**GOAL OF THE EXERCISE**
Where the word "have" occurs in a line, return that line.

**PROVIDED DATA**
%%

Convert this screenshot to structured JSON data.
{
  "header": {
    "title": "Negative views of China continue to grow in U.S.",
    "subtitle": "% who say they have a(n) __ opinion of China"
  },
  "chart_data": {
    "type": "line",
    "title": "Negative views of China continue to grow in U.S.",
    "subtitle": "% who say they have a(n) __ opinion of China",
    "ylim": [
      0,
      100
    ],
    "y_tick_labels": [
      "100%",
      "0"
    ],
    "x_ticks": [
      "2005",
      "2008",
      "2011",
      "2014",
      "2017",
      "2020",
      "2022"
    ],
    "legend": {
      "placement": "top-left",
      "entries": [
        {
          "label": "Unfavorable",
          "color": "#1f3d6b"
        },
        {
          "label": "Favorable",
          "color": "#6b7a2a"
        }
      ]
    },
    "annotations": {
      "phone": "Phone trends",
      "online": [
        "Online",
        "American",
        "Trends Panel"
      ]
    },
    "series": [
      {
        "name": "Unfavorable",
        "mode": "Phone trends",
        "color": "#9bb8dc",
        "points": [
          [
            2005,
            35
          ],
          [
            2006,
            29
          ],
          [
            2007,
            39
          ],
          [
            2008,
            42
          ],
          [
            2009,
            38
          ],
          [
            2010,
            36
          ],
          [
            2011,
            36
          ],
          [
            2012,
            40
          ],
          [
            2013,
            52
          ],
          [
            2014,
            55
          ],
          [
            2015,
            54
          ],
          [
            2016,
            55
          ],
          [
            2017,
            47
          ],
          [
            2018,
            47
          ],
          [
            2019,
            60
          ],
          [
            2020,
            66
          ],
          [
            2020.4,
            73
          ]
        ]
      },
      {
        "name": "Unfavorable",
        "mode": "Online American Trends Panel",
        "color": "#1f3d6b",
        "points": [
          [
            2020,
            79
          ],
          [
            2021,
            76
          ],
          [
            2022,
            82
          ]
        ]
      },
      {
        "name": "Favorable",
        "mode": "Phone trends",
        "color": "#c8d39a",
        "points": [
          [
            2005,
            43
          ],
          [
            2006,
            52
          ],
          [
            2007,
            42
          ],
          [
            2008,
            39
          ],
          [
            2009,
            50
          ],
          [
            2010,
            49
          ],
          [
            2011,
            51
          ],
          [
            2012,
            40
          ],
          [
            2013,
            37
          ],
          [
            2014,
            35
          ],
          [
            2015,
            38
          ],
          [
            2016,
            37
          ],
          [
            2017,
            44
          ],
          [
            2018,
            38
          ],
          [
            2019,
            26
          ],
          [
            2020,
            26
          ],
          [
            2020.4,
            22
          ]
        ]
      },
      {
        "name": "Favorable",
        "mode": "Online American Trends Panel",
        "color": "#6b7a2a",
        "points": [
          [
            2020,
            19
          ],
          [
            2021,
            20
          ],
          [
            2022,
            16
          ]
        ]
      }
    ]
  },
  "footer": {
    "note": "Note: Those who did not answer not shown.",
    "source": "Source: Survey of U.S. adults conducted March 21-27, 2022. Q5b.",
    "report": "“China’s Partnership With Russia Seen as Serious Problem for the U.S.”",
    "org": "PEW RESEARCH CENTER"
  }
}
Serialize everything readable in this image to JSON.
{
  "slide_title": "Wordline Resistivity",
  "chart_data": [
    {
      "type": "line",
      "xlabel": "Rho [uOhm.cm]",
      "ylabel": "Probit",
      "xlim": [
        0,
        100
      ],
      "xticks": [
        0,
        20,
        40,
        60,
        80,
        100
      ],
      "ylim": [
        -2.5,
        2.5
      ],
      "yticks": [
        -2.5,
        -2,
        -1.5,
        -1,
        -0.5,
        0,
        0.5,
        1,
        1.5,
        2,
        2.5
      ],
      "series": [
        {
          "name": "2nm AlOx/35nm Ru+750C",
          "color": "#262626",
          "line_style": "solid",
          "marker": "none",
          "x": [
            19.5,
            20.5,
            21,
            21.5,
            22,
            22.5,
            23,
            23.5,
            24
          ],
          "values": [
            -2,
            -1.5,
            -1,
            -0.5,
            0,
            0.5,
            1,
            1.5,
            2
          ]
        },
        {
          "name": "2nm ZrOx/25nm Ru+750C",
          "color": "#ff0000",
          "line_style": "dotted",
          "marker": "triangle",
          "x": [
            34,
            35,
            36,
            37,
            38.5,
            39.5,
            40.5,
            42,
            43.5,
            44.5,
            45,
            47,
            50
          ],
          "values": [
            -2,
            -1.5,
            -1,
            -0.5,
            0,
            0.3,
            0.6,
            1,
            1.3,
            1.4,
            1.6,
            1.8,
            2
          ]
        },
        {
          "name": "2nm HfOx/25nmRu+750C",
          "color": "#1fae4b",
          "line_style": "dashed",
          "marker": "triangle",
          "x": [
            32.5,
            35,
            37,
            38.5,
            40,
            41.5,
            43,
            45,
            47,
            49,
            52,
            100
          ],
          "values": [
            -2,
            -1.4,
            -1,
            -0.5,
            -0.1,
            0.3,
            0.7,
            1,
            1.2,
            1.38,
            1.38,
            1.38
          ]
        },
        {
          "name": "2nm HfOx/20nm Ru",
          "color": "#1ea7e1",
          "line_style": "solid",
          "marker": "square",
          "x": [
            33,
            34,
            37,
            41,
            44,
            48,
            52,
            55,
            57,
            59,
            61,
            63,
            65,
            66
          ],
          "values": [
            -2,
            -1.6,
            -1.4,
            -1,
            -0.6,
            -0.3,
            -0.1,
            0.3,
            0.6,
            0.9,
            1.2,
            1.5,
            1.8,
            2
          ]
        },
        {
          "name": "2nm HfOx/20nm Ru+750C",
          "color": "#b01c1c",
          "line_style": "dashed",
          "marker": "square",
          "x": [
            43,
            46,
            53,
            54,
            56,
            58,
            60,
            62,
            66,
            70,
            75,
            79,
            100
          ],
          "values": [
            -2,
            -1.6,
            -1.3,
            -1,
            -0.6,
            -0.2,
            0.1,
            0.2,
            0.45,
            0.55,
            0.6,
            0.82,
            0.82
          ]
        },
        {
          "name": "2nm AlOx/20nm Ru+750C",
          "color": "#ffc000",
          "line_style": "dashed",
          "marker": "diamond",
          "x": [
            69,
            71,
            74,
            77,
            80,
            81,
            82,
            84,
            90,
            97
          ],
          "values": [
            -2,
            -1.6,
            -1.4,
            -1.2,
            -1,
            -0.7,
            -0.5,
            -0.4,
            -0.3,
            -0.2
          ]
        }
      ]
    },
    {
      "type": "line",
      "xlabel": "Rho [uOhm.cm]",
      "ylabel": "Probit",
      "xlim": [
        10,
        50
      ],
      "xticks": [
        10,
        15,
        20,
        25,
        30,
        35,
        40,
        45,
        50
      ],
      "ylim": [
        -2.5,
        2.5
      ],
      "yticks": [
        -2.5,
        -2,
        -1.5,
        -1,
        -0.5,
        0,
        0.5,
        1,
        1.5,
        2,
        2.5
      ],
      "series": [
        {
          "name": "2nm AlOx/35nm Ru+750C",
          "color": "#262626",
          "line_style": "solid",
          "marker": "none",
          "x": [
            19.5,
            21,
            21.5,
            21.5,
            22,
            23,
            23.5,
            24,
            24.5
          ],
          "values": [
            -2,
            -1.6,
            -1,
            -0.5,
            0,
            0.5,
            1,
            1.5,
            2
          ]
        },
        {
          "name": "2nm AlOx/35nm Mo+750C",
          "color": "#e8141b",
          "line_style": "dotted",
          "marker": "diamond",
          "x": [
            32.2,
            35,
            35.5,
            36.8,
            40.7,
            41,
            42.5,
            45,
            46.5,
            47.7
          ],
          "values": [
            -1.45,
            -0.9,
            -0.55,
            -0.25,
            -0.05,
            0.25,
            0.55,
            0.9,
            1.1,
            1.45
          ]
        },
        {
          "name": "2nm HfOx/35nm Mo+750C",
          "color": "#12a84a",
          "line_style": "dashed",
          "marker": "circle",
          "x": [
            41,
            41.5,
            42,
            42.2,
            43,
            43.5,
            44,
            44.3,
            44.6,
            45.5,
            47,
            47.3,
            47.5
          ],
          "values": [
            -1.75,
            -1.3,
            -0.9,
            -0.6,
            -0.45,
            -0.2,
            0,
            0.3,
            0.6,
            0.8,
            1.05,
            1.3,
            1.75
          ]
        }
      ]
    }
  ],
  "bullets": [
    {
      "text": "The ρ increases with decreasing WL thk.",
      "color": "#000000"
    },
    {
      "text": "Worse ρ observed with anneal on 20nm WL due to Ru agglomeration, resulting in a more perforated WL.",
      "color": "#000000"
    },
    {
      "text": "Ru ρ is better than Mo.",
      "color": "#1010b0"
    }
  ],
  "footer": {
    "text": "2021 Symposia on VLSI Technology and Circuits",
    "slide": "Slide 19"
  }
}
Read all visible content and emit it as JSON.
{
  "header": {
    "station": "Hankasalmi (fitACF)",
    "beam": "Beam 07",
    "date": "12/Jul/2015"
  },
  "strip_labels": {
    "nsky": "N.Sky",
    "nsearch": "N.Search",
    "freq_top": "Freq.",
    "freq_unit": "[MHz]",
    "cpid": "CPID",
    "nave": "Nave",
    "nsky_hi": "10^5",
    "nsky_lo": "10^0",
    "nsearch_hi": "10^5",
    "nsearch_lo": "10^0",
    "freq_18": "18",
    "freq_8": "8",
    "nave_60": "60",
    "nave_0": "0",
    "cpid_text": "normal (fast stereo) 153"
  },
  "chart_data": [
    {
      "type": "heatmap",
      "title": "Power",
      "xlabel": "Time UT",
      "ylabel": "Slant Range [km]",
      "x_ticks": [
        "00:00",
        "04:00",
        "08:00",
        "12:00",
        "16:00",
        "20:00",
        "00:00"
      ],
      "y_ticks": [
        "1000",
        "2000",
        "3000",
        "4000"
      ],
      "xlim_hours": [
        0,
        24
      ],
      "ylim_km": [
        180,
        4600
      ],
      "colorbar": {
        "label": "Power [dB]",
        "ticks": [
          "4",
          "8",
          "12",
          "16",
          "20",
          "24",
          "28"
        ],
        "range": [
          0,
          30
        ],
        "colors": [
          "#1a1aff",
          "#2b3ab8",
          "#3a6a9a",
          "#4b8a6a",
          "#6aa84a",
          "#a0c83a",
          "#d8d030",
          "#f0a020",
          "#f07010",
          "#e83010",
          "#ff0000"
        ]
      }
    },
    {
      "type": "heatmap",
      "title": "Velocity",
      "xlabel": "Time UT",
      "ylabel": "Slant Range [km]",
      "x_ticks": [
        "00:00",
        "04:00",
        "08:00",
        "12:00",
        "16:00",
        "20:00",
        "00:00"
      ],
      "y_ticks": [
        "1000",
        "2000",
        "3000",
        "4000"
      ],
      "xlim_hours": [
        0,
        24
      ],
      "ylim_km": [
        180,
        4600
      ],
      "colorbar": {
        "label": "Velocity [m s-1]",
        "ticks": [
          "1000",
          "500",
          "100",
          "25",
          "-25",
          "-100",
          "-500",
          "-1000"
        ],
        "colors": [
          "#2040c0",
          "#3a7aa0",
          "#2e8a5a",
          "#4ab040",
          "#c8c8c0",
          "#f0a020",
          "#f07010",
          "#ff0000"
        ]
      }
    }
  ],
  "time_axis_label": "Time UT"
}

%%

**OUTPUT FOR THIS EXERCISE**
    "subtitle": "% who say they have a(n) __ opinion of China"
    "subtitle": "% who say they have a(n) __ opinion of China",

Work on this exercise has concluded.